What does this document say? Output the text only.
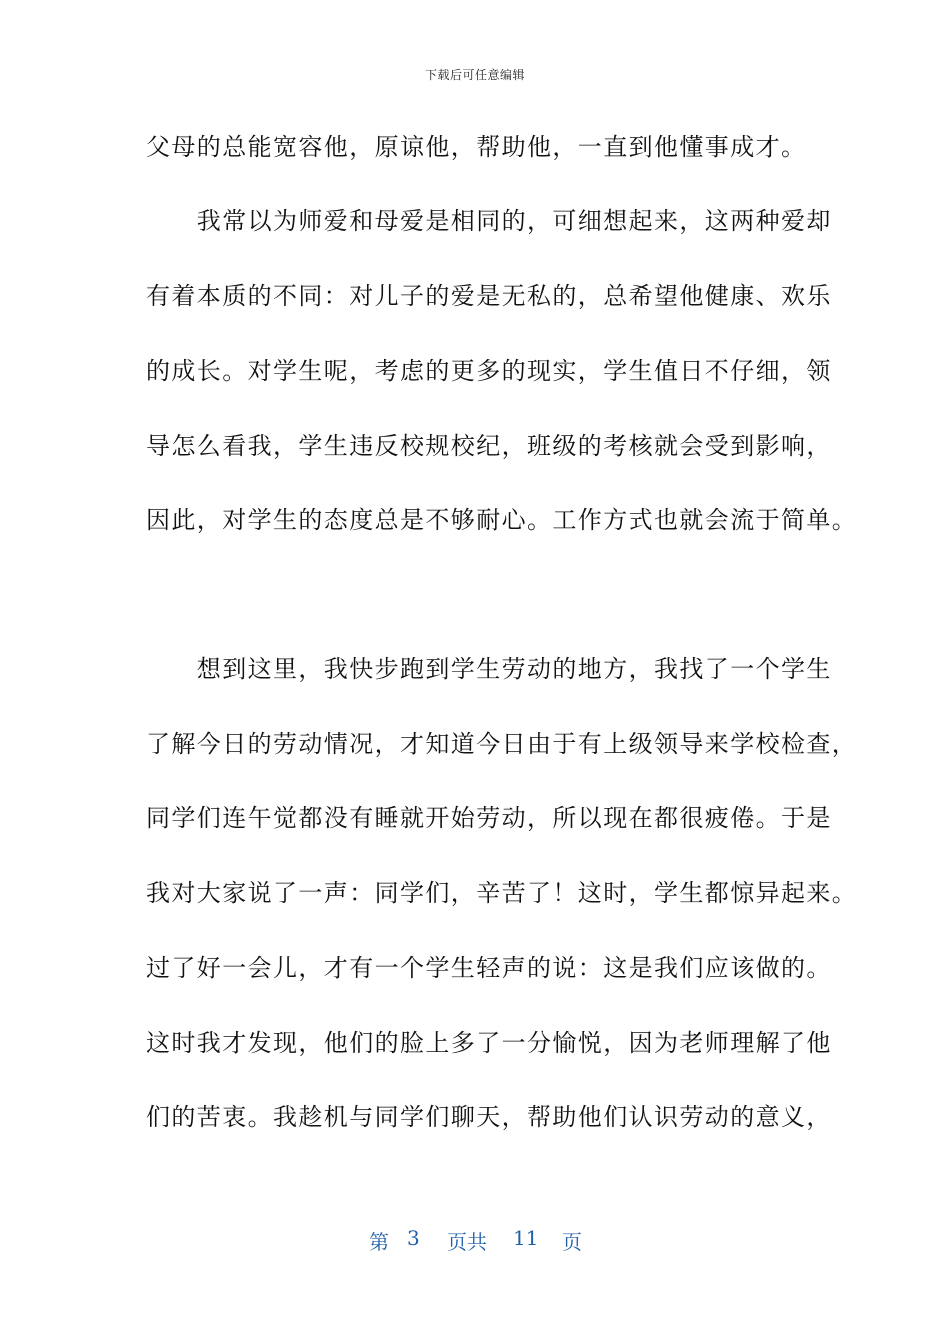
下载后可任意编辑
父母的总能宽容他，原谅他，帮助他，一直到他懂事成才。
　　我常以为师爱和母爱是相同的，可细想起来，这两种爱却
有着本质的不同：对儿子的爱是无私的，总希望他健康、欢乐
的成长。对学生呢，考虑的更多的现实，学生值日不仔细，领
导怎么看我，学生违反校规校纪，班级的考核就会受到影响，
因此，对学生的态度总是不够耐心。工作方式也就会流于简单。
　　想到这里，我快步跑到学生劳动的地方，我找了一个学生
了解今日的劳动情况，才知道今日由于有上级领导来学校检查，
同学们连午觉都没有睡就开始劳动，所以现在都很疲倦。于是
我对大家说了一声：同学们，辛苦了！这时，学生都惊异起来。
过了好一会儿，才有一个学生轻声的说：这是我们应该做的。
这时我才发现，他们的脸上多了一分愉悦，因为老师理解了他
们的苦衷。我趁机与同学们聊天，帮助他们认识劳动的意义，
第 3 页共 11 页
————
:: Work to do ::
Write every record out again exactly; no pictures belong in the copy.

:: Result ::
What does this document say? Output the text only.
下载后可任意编辑
父母的总能宽容他，原谅他，帮助他，一直到他懂事成才。
　　我常以为师爱和母爱是相同的，可细想起来，这两种爱却
有着本质的不同：对儿子的爱是无私的，总希望他健康、欢乐
的成长。对学生呢，考虑的更多的现实，学生值日不仔细，领
导怎么看我，学生违反校规校纪，班级的考核就会受到影响，
因此，对学生的态度总是不够耐心。工作方式也就会流于简单。
　　想到这里，我快步跑到学生劳动的地方，我找了一个学生
了解今日的劳动情况，才知道今日由于有上级领导来学校检查，
同学们连午觉都没有睡就开始劳动，所以现在都很疲倦。于是
我对大家说了一声：同学们，辛苦了！这时，学生都惊异起来。
过了好一会儿，才有一个学生轻声的说：这是我们应该做的。
这时我才发现，他们的脸上多了一分愉悦，因为老师理解了他
们的苦衷。我趁机与同学们聊天，帮助他们认识劳动的意义，
第 3 页共 11 页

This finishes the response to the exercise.